* What you need to do *
(1) Do these statements agree with the blog post on Bhutto's assassination below? Answer yes or no for each, and quote the deciding words. (a) Only two candidates said they were shocked. (b) The post says the USSR invaded Pakistan. (c) The commenter Bret says he was shocked by the assassination.
(2) Which questions does the commenter Duck ask in the blog post on Bhutto's assassination? List every one.
(3) Write what comes next in the blog post on Bhutto's assassination, picking up after its last sentence.

* Extracted text *
27 December 2007

The Carter News Network?

CNN headlines its summary of the presidential candidates' statements on Bhutto's assassination, "Assassination shocks, outrages U.S. presidential candidates." This actually would be reminiscent of Jimmy Carter, who was shocked that the USSR would invade Afghanistan. Who would have thought they'd be capable of such thing?

To the credit of most of the candidates, only two said that they were shocked, Obama and Dodd. These are, I'm sure, the two candidates most likely to claim the mantel of Jimmy Carter.

9 comments:

Bret said...

It is a bit hard to believe that anyone, even Bhutto herself, was even surprised, much less shocked.

My only question was when it was going to happen. Now I have my answer.

Duck said...

So what's the next inevitable act? Does Musharraf lose his grip? Do the Waziris lead a revolution? Does Musharraf finally find the nerve to crush them?

* Recorded information *
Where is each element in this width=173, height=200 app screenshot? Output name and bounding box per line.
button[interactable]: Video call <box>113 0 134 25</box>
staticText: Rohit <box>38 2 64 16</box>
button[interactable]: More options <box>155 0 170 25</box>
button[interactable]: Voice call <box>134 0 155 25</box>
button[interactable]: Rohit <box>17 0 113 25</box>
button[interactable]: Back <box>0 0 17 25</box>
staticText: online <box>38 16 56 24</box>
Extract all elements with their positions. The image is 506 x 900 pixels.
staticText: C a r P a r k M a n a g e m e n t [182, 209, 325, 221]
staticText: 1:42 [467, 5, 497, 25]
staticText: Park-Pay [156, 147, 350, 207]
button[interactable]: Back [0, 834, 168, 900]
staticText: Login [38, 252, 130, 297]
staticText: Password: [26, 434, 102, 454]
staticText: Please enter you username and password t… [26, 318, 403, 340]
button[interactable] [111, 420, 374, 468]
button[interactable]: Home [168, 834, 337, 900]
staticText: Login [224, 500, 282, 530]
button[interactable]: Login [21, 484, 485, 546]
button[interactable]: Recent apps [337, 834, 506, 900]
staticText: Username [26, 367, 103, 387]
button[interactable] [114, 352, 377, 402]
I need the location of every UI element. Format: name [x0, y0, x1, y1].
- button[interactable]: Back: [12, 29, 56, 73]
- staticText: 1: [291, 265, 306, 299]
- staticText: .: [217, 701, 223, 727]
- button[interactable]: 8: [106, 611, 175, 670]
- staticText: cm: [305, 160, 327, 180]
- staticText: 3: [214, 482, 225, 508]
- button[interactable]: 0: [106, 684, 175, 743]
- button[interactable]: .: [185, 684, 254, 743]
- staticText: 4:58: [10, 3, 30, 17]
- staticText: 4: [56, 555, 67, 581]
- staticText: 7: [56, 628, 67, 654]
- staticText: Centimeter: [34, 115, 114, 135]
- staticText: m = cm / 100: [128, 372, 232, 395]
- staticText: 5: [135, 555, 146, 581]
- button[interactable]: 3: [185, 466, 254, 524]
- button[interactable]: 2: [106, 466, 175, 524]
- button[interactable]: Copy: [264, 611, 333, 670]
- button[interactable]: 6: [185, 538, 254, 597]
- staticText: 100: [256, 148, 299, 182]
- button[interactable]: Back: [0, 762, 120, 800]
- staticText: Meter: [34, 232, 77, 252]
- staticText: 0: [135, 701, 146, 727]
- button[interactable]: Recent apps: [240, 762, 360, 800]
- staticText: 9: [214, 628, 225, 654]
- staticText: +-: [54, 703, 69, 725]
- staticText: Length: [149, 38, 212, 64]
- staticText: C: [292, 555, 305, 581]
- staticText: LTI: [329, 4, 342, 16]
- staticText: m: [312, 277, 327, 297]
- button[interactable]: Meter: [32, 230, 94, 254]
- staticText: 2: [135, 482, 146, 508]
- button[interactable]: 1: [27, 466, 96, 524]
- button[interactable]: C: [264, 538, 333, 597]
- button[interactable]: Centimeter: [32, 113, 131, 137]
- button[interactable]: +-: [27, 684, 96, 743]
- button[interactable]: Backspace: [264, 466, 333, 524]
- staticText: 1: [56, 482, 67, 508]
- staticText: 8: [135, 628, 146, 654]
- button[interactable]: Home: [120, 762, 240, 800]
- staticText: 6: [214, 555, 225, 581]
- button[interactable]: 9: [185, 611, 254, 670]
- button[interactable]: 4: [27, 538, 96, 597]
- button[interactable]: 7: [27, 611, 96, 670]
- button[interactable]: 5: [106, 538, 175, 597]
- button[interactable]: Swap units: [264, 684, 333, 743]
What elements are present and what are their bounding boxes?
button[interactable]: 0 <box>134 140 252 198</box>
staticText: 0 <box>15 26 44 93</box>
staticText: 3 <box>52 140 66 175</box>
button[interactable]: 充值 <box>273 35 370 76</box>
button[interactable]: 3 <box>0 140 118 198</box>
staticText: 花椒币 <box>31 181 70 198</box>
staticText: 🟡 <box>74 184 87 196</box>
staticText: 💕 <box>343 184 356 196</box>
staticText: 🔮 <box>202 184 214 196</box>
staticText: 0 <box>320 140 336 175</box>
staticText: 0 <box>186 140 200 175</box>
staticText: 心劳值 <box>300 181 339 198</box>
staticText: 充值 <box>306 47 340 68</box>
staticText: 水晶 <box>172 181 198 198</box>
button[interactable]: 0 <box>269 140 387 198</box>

* Responses per task *
(1)
(a) Yes: "only two said that they were shocked, Obama and Dodd."
(b) No: "shocked that the USSR would invade Afghanistan."
(c) No: "My only question was when it was going to happen."

(2)
1. So what's the next inevitable act?
2. Does Musharraf lose his grip?
3. Do the Waziris lead a revolution?
4. Does Musharraf finally find the nerve to crush them?

(3)
Ali said...

I was in Pakistan for two weeks and got back to England yesterday. The rioting post-Benazir's murder wasn't as bad as I thought it would be, most people seemed too depressed to be angry. She wasn't that popular personally, but she had grace and style and even Pakistanis who disliked her thought she was good for the country's image.And nobody wanted a woman and a mother to be killed like that.

It would have been far worse if Nawaz Sharif got whacked as he had much more support in the biggest province, Punjab. We mostly stayed shut up in our house in Lahore on the 27th, 28th and 29th. Things got back to normal by the 1st but Karachi is going to be dangerous for months to come.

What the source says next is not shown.